▶ The task
Report how many lines hold the word "Auskopplung"; give nothing but the number.

▶ Material to process
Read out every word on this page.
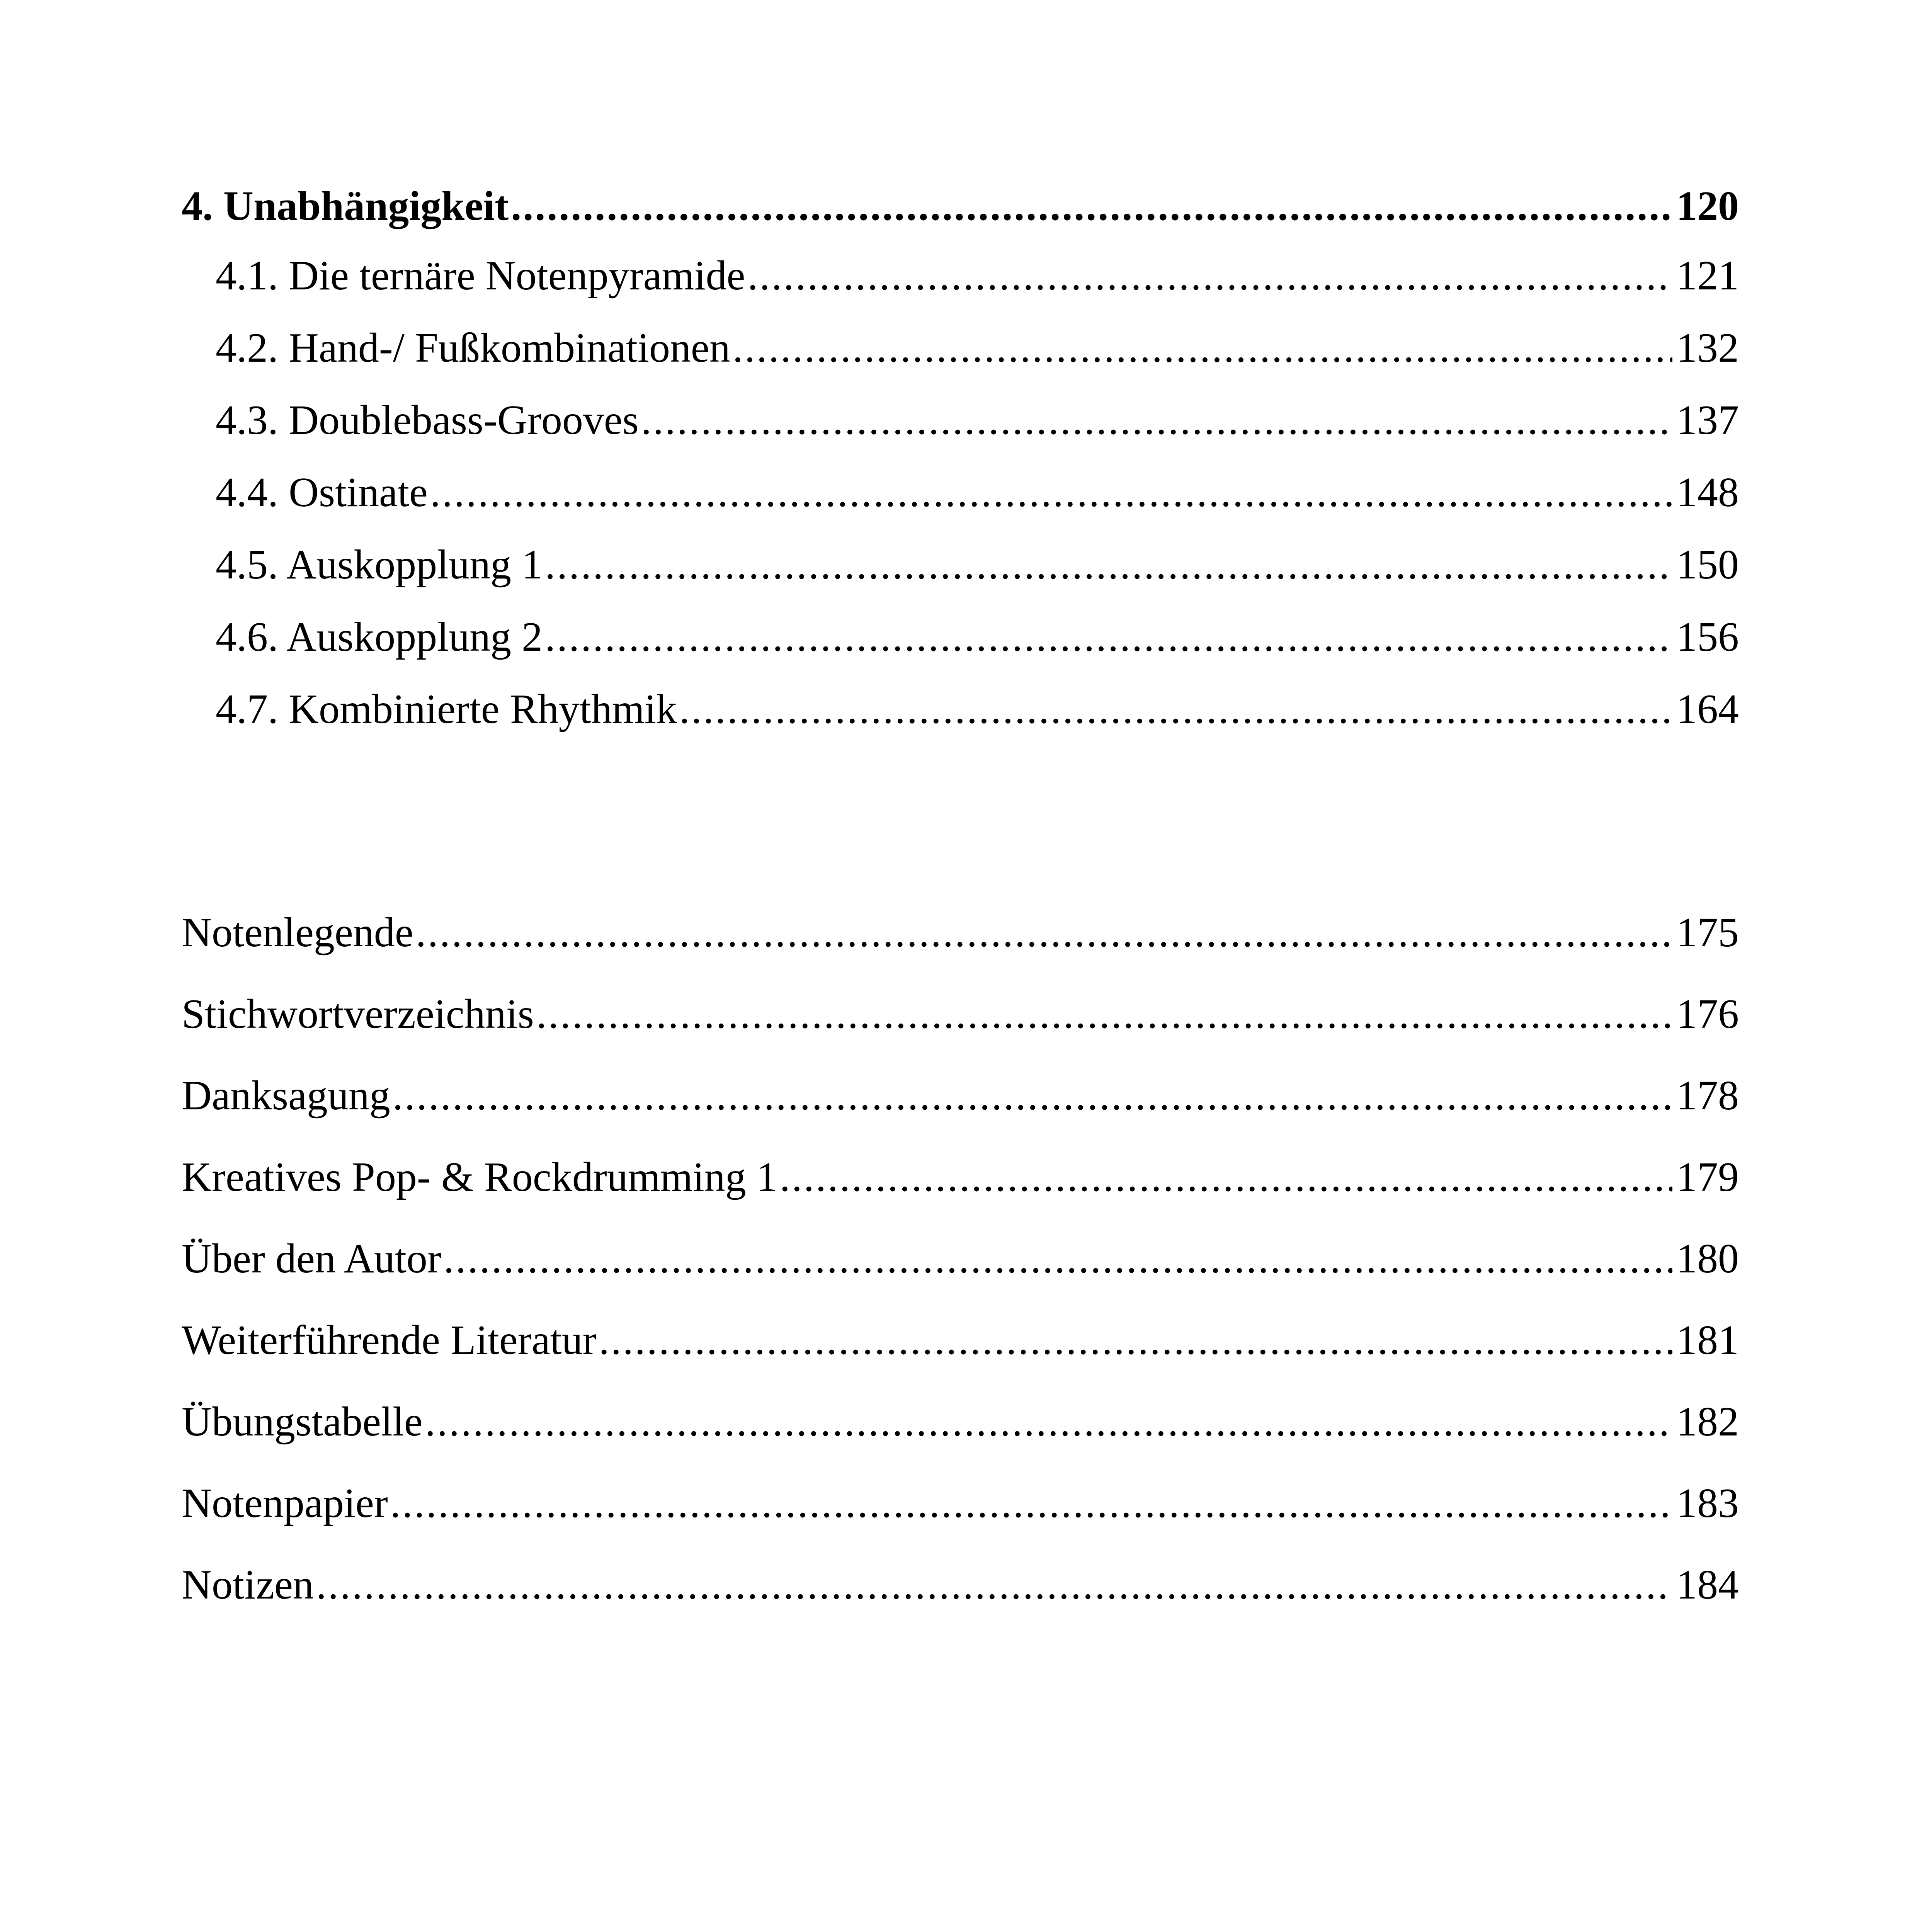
4. Unabhängigkeit .....	120
4.1. Die ternäre Notenpyramide .....	121
4.2. Hand-/ Fußkombinationen .....	132
4.3. Doublebass-Grooves .....	137
4.4. Ostinate .....	148
4.5. Auskopplung 1 .....	150
4.6. Auskopplung 2 .....	156
4.7. Kombinierte Rhythmik .....	164
Notenlegende .....	175
Stichwortverzeichnis .....	176
Danksagung .....	178
Kreatives Pop- & Rockdrumming 1 .....	179
Über den Autor .....	180
Weiterführende Literatur .....	181
Übungstabelle .....	182
Notenpapier .....	183
Notizen .....	184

▶ Answer to this problem
2